▶ [AVAILABLE DATA]
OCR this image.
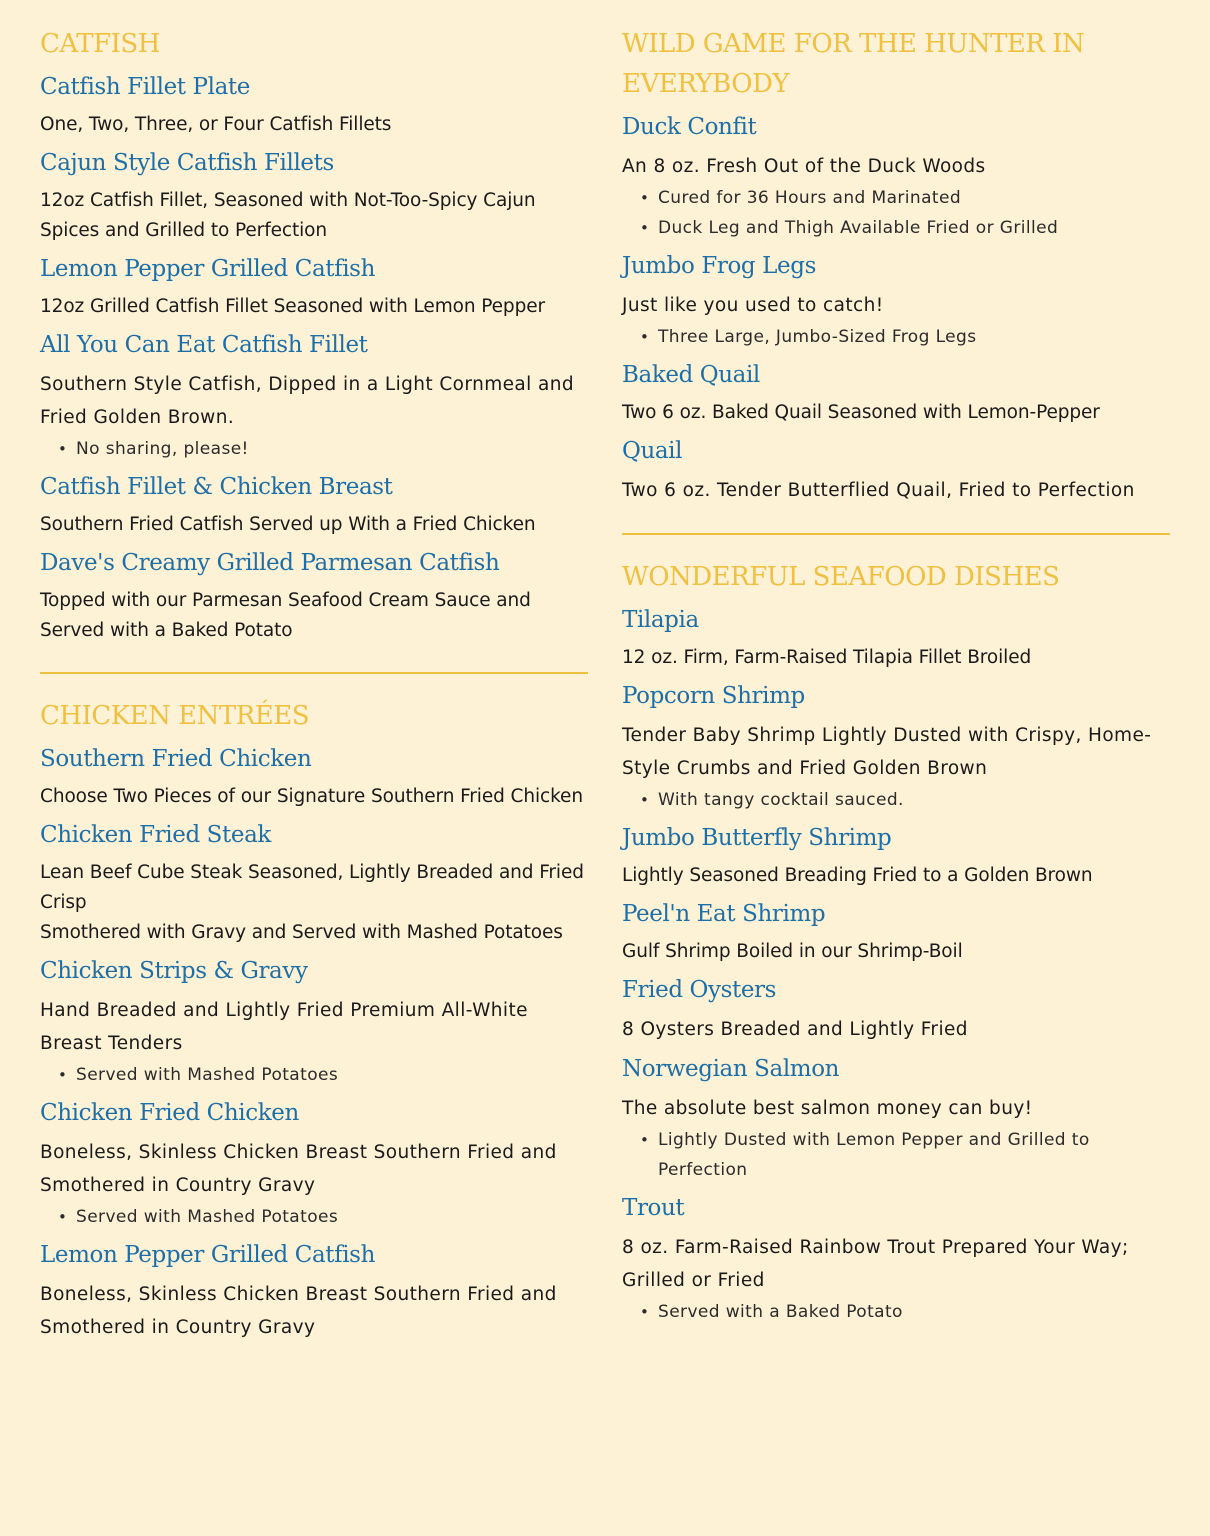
CATFISH
Catfish Fillet Plate

One, Two, Three, or Four Catfish Fillets

Cajun Style Catfish Fillets

12oz Catfish Fillet, Seasoned with Not-Too-Spicy Cajun Spices and Grilled to Perfection

Lemon Pepper Grilled Catfish

12oz Grilled Catfish Fillet Seasoned with Lemon Pepper

All You Can Eat Catfish Fillet

Southern Style Catfish, Dipped in a Light Cornmeal and Fried Golden Brown.

• No sharing, please!
Catfish Fillet & Chicken Breast

Southern Fried Catfish Served up With a Fried Chicken

Dave's Creamy Grilled Parmesan Catfish

Topped with our Parmesan Seafood Cream Sauce and Served with a Baked Potato

CHICKEN ENTRÉES
Southern Fried Chicken

Choose Two Pieces of our Signature Southern Fried Chicken

Chicken Fried Steak

Lean Beef Cube Steak Seasoned, Lightly Breaded and Fried Crisp

Smothered with Gravy and Served with Mashed Potatoes

Chicken Strips & Gravy

Hand Breaded and Lightly Fried Premium All-White Breast Tenders

• Served with Mashed Potatoes
Chicken Fried Chicken

Boneless, Skinless Chicken Breast Southern Fried and Smothered in Country Gravy

• Served with Mashed Potatoes
Lemon Pepper Grilled Catfish

Boneless, Skinless Chicken Breast Southern Fried and Smothered in Country Gravy

WILD GAME FOR THE HUNTER IN EVERYBODY
Duck Confit

An 8 oz. Fresh Out of the Duck Woods

• Cured for 36 Hours and Marinated
• Duck Leg and Thigh Available Fried or Grilled
Jumbo Frog Legs

Just like you used to catch!

• Three Large, Jumbo-Sized Frog Legs
Baked Quail

Two 6 oz. Baked Quail Seasoned with Lemon-Pepper

Quail

Two 6 oz. Tender Butterflied Quail, Fried to Perfection

WONDERFUL SEAFOOD DISHES
Tilapia

12 oz. Firm, Farm-Raised Tilapia Fillet Broiled

Popcorn Shrimp

Tender Baby Shrimp Lightly Dusted with Crispy, Home-Style Crumbs and Fried Golden Brown

• With tangy cocktail sauced.
Jumbo Butterfly Shrimp

Lightly Seasoned Breading Fried to a Golden Brown

Peel'n Eat Shrimp

Gulf Shrimp Boiled in our Shrimp-Boil

Fried Oysters

8 Oysters Breaded and Lightly Fried

Norwegian Salmon

The absolute best salmon money can buy!

• Lightly Dusted with Lemon Pepper and Grilled to Perfection
Trout

8 oz. Farm-Raised Rainbow Trout Prepared Your Way;

Grilled or Fried

• Served with a Baked Potato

▶ [GIVEN REQUEST] Exclude all images and restate the records above word for word.

▶ [ANSWER FOR THE TASK]
OCR this image.
CATFISH
Catfish Fillet Plate

One, Two, Three, or Four Catfish Fillets

Cajun Style Catfish Fillets

12oz Catfish Fillet, Seasoned with Not-Too-Spicy Cajun Spices and Grilled to Perfection

Lemon Pepper Grilled Catfish

12oz Grilled Catfish Fillet Seasoned with Lemon Pepper

All You Can Eat Catfish Fillet

Southern Style Catfish, Dipped in a Light Cornmeal and Fried Golden Brown.

• No sharing, please!
Catfish Fillet & Chicken Breast

Southern Fried Catfish Served up With a Fried Chicken

Dave's Creamy Grilled Parmesan Catfish

Topped with our Parmesan Seafood Cream Sauce and Served with a Baked Potato

CHICKEN ENTRÉES
Southern Fried Chicken

Choose Two Pieces of our Signature Southern Fried Chicken

Chicken Fried Steak

Lean Beef Cube Steak Seasoned, Lightly Breaded and Fried Crisp

Smothered with Gravy and Served with Mashed Potatoes

Chicken Strips & Gravy

Hand Breaded and Lightly Fried Premium All-White Breast Tenders

• Served with Mashed Potatoes
Chicken Fried Chicken

Boneless, Skinless Chicken Breast Southern Fried and Smothered in Country Gravy

• Served with Mashed Potatoes
Lemon Pepper Grilled Catfish

Boneless, Skinless Chicken Breast Southern Fried and Smothered in Country Gravy

WILD GAME FOR THE HUNTER IN EVERYBODY
Duck Confit

An 8 oz. Fresh Out of the Duck Woods

• Cured for 36 Hours and Marinated
• Duck Leg and Thigh Available Fried or Grilled
Jumbo Frog Legs

Just like you used to catch!

• Three Large, Jumbo-Sized Frog Legs
Baked Quail

Two 6 oz. Baked Quail Seasoned with Lemon-Pepper

Quail

Two 6 oz. Tender Butterflied Quail, Fried to Perfection

WONDERFUL SEAFOOD DISHES
Tilapia

12 oz. Firm, Farm-Raised Tilapia Fillet Broiled

Popcorn Shrimp

Tender Baby Shrimp Lightly Dusted with Crispy, Home-Style Crumbs and Fried Golden Brown

• With tangy cocktail sauced.
Jumbo Butterfly Shrimp

Lightly Seasoned Breading Fried to a Golden Brown

Peel'n Eat Shrimp

Gulf Shrimp Boiled in our Shrimp-Boil

Fried Oysters

8 Oysters Breaded and Lightly Fried

Norwegian Salmon

The absolute best salmon money can buy!

• Lightly Dusted with Lemon Pepper and Grilled to Perfection
Trout

8 oz. Farm-Raised Rainbow Trout Prepared Your Way;

Grilled or Fried

• Served with a Baked Potato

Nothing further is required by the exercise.